__Problem details__: Transcribe the records below exactly.
•••
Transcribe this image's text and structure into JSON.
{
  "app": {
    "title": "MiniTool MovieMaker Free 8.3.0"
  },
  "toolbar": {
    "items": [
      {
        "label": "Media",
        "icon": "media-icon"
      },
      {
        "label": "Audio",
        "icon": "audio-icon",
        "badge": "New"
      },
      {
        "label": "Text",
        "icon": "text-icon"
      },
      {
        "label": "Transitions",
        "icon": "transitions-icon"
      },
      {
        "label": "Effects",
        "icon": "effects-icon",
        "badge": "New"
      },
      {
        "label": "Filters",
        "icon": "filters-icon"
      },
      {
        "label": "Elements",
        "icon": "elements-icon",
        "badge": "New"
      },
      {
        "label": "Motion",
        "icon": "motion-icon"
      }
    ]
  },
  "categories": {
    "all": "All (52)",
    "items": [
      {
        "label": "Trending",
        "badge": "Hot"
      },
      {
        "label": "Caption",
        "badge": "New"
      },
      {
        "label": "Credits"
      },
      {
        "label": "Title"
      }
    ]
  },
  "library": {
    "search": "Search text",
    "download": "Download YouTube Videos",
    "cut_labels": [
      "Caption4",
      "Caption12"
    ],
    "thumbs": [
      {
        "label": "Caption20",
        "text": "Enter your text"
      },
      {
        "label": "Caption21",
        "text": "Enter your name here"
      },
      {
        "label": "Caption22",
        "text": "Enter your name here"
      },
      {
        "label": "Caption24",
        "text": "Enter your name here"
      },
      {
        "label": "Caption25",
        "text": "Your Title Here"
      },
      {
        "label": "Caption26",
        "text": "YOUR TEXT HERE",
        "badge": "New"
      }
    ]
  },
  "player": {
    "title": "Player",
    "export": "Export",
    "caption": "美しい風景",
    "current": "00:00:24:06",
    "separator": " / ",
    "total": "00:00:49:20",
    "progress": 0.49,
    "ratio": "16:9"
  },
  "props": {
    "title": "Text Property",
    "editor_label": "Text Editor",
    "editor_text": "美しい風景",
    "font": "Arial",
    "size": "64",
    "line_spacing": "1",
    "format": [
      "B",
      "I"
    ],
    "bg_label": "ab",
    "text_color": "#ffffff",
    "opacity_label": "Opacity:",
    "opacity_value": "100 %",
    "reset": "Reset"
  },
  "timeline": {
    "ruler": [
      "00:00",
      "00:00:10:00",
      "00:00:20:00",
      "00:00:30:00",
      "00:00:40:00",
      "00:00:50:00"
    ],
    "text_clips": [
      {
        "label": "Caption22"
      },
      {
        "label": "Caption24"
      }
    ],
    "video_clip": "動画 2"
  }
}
•••
__Task response__:
Transcribe this image's text and structure into JSON.
{
  "app": {
    "title": "MiniTool MovieMaker Free 8.3.0"
  },
  "toolbar": {
    "items": [
      {
        "label": "Media",
        "icon": "media-icon"
      },
      {
        "label": "Audio",
        "icon": "audio-icon",
        "badge": "New"
      },
      {
        "label": "Text",
        "icon": "text-icon"
      },
      {
        "label": "Transitions",
        "icon": "transitions-icon"
      },
      {
        "label": "Effects",
        "icon": "effects-icon",
        "badge": "New"
      },
      {
        "label": "Filters",
        "icon": "filters-icon"
      },
      {
        "label": "Elements",
        "icon": "elements-icon",
        "badge": "New"
      },
      {
        "label": "Motion",
        "icon": "motion-icon"
      }
    ]
  },
  "categories": {
    "all": "All (52)",
    "items": [
      {
        "label": "Trending",
        "badge": "Hot"
      },
      {
        "label": "Caption",
        "badge": "New"
      },
      {
        "label": "Credits"
      },
      {
        "label": "Title"
      }
    ]
  },
  "library": {
    "search": "Search text",
    "download": "Download YouTube Videos",
    "cut_labels": [
      "Caption4",
      "Caption12"
    ],
    "thumbs": [
      {
        "label": "Caption20",
        "text": "Enter your text"
      },
      {
        "label": "Caption21",
        "text": "Enter your name here"
      },
      {
        "label": "Caption22",
        "text": "Enter your name here"
      },
      {
        "label": "Caption24",
        "text": "Enter your name here"
      },
      {
        "label": "Caption25",
        "text": "Your Title Here"
      },
      {
        "label": "Caption26",
        "text": "YOUR TEXT HERE",
        "badge": "New"
      }
    ]
  },
  "player": {
    "title": "Player",
    "export": "Export",
    "caption": "美しい風景",
    "current": "00:00:24:06",
    "separator": " / ",
    "total": "00:00:49:20",
    "progress": 0.49,
    "ratio": "16:9"
  },
  "props": {
    "title": "Text Property",
    "editor_label": "Text Editor",
    "editor_text": "美しい風景",
    "font": "Arial",
    "size": "64",
    "line_spacing": "1",
    "format": [
      "B",
      "I"
    ],
    "bg_label": "ab",
    "text_color": "#ffffff",
    "opacity_label": "Opacity:",
    "opacity_value": "100 %",
    "reset": "Reset"
  },
  "timeline": {
    "ruler": [
      "00:00",
      "00:00:10:00",
      "00:00:20:00",
      "00:00:30:00",
      "00:00:40:00",
      "00:00:50:00"
    ],
    "text_clips": [
      {
        "label": "Caption22"
      },
      {
        "label": "Caption24"
      }
    ],
    "video_clip": "動画 2"
  }
}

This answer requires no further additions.